- _Required work_: Make a tally of the lines in the records that include the string "this", and give only that number.

— START —

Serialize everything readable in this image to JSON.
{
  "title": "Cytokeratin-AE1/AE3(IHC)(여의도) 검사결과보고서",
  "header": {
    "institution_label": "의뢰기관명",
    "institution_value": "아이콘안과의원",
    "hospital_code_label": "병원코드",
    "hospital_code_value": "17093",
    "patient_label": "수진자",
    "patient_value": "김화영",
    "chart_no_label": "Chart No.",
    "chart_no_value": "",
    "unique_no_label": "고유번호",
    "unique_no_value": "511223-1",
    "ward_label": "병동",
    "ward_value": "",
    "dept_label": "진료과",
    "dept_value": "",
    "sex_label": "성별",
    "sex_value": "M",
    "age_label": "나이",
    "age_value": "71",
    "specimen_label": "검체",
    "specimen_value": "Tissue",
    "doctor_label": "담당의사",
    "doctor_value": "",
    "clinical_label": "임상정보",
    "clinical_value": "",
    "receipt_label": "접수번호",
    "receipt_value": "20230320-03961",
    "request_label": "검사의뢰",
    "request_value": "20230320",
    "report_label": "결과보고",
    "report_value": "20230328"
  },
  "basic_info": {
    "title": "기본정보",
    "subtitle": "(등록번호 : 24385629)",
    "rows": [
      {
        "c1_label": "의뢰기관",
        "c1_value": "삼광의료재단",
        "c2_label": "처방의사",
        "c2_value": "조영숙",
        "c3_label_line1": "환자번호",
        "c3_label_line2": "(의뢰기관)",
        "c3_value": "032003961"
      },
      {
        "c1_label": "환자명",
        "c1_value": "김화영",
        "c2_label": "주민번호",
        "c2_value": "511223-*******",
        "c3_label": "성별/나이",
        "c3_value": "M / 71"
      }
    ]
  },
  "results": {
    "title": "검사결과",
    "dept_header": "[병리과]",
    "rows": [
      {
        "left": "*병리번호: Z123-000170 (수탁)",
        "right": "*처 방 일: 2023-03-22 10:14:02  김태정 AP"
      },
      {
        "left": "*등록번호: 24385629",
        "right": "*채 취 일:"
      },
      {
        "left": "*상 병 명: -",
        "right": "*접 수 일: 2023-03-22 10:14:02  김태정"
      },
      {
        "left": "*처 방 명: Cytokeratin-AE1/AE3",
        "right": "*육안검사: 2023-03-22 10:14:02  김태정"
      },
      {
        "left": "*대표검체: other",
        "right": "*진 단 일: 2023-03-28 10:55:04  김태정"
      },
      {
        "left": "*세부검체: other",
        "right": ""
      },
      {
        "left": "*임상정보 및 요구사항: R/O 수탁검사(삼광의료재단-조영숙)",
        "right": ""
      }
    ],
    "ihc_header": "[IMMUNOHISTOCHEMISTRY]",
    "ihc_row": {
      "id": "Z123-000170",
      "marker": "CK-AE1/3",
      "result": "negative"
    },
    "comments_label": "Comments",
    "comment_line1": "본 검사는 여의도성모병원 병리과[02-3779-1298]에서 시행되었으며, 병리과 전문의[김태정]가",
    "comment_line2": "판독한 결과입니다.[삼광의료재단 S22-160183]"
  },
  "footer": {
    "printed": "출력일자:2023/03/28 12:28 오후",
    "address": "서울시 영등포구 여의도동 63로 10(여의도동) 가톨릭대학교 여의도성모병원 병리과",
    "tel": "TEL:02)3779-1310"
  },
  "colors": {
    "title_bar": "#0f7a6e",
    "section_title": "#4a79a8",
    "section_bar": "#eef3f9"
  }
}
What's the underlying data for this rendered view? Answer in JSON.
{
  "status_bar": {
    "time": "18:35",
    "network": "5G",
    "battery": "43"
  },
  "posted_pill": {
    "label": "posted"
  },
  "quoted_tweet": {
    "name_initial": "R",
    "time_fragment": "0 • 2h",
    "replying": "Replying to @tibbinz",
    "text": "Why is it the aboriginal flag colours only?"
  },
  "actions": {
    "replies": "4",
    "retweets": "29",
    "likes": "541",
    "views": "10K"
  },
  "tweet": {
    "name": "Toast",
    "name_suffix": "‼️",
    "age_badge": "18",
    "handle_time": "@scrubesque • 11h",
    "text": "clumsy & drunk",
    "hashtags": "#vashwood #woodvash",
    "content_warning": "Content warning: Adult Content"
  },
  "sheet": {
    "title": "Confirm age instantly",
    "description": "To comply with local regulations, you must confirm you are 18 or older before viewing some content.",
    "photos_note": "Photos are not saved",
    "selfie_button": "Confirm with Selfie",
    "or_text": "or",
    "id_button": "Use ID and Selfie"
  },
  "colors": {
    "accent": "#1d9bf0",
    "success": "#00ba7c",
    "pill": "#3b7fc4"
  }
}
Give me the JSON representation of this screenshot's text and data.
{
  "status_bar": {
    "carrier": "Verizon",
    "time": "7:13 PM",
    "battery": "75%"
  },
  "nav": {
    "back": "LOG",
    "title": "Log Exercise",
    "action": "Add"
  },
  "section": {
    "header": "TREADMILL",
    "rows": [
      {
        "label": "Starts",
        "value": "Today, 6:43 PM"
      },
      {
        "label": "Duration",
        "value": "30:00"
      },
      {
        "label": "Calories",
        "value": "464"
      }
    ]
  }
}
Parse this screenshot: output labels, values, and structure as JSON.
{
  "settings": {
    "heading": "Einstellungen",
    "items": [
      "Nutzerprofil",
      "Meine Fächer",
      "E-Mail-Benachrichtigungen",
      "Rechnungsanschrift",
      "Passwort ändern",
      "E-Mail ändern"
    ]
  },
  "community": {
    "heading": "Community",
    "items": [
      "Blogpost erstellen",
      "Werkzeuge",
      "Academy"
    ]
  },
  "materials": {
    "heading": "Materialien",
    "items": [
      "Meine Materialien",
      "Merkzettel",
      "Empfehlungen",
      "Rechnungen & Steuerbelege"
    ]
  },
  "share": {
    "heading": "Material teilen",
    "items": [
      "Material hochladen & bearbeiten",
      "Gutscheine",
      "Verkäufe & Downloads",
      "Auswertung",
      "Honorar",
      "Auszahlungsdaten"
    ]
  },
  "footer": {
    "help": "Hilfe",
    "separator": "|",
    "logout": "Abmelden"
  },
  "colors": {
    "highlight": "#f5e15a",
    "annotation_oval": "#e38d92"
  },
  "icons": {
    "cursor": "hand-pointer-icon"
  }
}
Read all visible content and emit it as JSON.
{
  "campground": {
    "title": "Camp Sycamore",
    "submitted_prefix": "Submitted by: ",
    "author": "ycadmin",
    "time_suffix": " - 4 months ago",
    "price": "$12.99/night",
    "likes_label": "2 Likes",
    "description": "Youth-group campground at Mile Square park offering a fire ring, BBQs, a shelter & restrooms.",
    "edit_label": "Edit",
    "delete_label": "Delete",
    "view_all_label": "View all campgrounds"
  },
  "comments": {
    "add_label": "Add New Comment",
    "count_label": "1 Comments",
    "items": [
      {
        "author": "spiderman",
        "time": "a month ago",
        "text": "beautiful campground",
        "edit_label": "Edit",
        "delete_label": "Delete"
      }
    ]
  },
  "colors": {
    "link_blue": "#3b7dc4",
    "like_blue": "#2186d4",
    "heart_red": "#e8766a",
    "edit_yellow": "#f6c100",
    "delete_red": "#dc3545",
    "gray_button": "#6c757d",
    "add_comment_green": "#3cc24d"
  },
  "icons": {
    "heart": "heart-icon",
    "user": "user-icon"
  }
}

— END —

- _Full output_: 4